== DIRECTIONS FOR THIS TASK ==
Send back the entries below exactly as they appear.

Stored items

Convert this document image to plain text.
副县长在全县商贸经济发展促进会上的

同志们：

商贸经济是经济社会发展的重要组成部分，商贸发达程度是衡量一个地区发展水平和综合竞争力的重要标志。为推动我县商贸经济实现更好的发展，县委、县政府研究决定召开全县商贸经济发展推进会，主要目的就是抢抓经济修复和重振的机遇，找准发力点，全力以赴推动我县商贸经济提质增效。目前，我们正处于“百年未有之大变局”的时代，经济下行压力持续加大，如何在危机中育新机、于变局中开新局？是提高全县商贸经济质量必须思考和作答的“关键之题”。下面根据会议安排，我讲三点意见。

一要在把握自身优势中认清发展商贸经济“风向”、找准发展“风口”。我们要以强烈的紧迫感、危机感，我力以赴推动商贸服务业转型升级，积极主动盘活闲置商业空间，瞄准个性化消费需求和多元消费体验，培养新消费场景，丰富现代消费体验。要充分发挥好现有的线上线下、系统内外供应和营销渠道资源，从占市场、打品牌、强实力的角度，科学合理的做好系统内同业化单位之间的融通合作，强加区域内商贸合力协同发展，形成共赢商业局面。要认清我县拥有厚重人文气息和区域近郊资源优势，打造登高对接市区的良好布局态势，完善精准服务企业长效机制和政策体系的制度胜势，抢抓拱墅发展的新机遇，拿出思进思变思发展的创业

== EXERCISE SOLUTION ==
Convert this document image to plain text.
副县长在全县商贸经济发展促进会上的

同志们：

商贸经济是经济社会发展的重要组成部分，商贸发达程度是衡量一个地区发展水平和综合竞争力的重要标志。为推动我县商贸经济实现更好的发展，县委、县政府研究决定召开全县商贸经济发展推进会，主要目的就是抢抓经济修复和重振的机遇，找准发力点，全力以赴推动我县商贸经济提质增效。目前，我们正处于“百年未有之大变局”的时代，经济下行压力持续加大，如何在危机中育新机、于变局中开新局？是提高全县商贸经济质量必须思考和作答的“关键之题”。下面根据会议安排，我讲三点意见。

一要在把握自身优势中认清发展商贸经济“风向”、找准发展“风口”。我们要以强烈的紧迫感、危机感，我力以赴推动商贸服务业转型升级，积极主动盘活闲置商业空间，瞄准个性化消费需求和多元消费体验，培养新消费场景，丰富现代消费体验。要充分发挥好现有的线上线下、系统内外供应和营销渠道资源，从占市场、打品牌、强实力的角度，科学合理的做好系统内同业化单位之间的融通合作，强加区域内商贸合力协同发展，形成共赢商业局面。要认清我县拥有厚重人文气息和区域近郊资源优势，打造登高对接市区的良好布局态势，完善精准服务企业长效机制和政策体系的制度胜势，抢抓拱墅发展的新机遇，拿出思进思变思发展的创业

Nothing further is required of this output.